**DIRECTIVE:**
Count the lines below that contain the word "object", and reply with that number alone.

═════ PROVIDED RECORDS

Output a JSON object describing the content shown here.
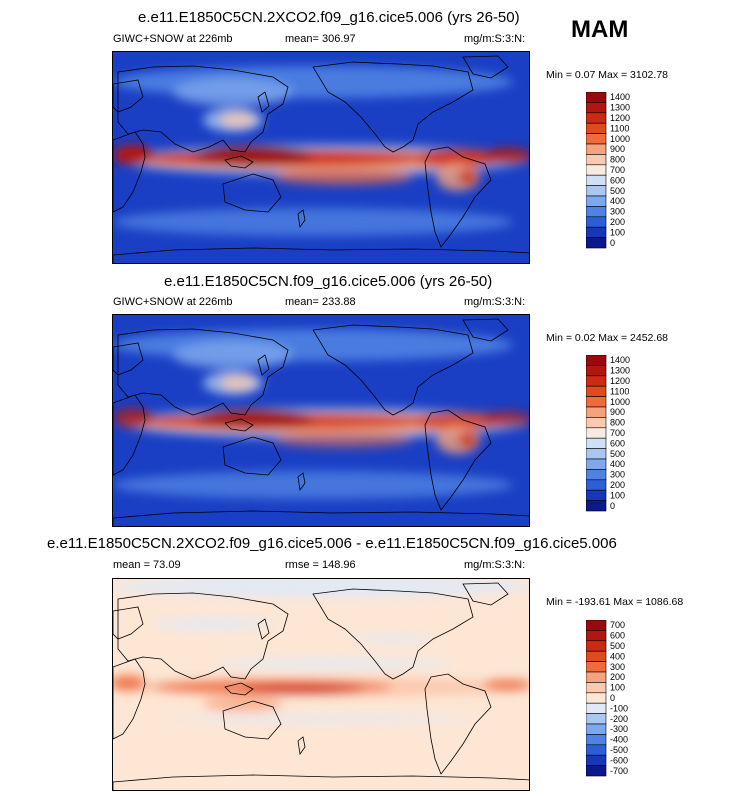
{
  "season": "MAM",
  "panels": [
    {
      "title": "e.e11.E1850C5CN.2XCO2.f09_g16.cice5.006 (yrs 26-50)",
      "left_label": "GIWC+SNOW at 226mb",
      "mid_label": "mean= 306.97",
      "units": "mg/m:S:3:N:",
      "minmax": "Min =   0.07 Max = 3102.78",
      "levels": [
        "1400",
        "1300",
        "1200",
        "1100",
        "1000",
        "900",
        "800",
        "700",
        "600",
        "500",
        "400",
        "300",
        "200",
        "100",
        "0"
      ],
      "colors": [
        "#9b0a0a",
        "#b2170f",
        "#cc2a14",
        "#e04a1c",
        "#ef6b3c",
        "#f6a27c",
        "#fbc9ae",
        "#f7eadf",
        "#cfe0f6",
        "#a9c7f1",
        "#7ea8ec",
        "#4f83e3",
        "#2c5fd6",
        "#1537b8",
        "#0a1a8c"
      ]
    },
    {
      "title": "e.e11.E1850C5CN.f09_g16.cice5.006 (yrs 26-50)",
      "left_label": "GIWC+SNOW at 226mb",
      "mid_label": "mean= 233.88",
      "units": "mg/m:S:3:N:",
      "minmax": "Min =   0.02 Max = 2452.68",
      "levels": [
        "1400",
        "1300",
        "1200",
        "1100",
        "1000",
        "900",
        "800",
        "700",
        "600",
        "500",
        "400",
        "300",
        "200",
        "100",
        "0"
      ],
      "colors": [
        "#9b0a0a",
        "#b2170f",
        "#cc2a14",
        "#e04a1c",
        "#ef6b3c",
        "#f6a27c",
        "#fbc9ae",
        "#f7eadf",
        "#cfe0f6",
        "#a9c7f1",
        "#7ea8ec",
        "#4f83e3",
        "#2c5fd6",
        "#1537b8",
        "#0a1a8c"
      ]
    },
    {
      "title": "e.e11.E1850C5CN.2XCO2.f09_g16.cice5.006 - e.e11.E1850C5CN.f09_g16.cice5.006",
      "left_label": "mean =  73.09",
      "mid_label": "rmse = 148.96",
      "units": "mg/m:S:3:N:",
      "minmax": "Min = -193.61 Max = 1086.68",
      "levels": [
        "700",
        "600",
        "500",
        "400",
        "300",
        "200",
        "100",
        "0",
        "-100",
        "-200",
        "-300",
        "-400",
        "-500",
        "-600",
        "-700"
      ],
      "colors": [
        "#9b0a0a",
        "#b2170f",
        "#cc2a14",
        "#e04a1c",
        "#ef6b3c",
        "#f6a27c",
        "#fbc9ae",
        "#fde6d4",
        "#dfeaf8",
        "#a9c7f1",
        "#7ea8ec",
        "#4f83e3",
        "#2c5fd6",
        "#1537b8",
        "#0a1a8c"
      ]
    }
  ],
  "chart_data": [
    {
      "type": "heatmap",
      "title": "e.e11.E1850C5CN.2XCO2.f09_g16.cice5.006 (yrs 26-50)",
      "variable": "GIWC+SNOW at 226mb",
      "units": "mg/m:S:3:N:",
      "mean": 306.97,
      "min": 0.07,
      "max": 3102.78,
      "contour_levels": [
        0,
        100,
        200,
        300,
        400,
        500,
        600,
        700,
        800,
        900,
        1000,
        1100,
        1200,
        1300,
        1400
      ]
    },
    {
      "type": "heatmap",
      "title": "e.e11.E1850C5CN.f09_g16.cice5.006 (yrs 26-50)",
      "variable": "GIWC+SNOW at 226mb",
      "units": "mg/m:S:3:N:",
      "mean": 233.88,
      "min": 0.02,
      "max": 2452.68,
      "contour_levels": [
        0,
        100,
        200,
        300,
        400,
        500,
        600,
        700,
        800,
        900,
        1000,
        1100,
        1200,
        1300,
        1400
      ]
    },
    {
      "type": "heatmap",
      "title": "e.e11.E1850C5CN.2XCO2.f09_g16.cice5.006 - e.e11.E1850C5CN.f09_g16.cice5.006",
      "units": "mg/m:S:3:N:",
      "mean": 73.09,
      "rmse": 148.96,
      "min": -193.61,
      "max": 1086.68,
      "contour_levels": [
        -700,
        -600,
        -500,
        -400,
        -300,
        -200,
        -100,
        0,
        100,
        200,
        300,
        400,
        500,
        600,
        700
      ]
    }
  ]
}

══════════
═════ PROVIDED RECORDS

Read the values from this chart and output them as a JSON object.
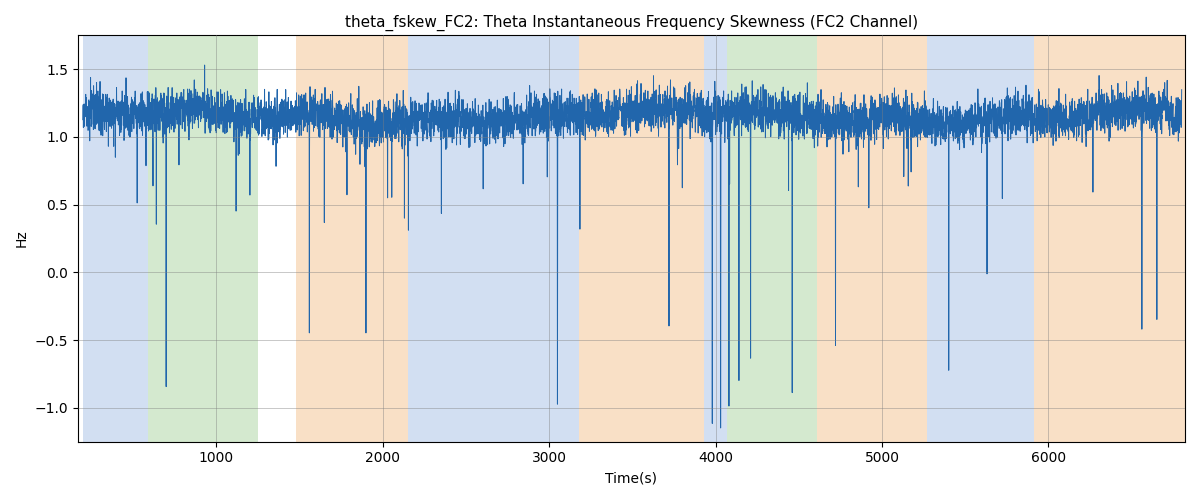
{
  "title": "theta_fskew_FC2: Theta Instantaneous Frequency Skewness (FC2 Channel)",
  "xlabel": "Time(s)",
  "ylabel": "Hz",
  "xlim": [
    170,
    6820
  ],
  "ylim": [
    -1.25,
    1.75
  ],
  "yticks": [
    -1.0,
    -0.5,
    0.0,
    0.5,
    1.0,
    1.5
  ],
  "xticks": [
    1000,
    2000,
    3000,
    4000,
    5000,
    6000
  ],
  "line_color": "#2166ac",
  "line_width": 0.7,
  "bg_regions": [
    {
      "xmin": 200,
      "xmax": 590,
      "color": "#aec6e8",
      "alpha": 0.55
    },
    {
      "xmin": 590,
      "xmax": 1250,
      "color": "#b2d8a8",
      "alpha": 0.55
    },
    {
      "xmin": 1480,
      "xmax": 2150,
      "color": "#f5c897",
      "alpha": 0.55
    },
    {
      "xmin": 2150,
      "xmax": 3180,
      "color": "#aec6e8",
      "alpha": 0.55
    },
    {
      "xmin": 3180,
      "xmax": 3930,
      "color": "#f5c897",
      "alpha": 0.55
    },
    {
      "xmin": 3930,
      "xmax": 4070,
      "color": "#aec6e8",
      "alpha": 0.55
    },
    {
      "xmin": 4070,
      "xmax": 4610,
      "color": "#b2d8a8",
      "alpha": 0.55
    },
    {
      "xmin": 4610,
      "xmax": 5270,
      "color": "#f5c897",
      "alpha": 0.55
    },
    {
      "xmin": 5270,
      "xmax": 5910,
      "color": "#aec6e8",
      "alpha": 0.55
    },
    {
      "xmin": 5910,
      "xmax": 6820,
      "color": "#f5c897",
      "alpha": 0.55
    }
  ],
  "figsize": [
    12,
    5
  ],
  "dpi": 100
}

══════════

**TASK ANSWER:**
2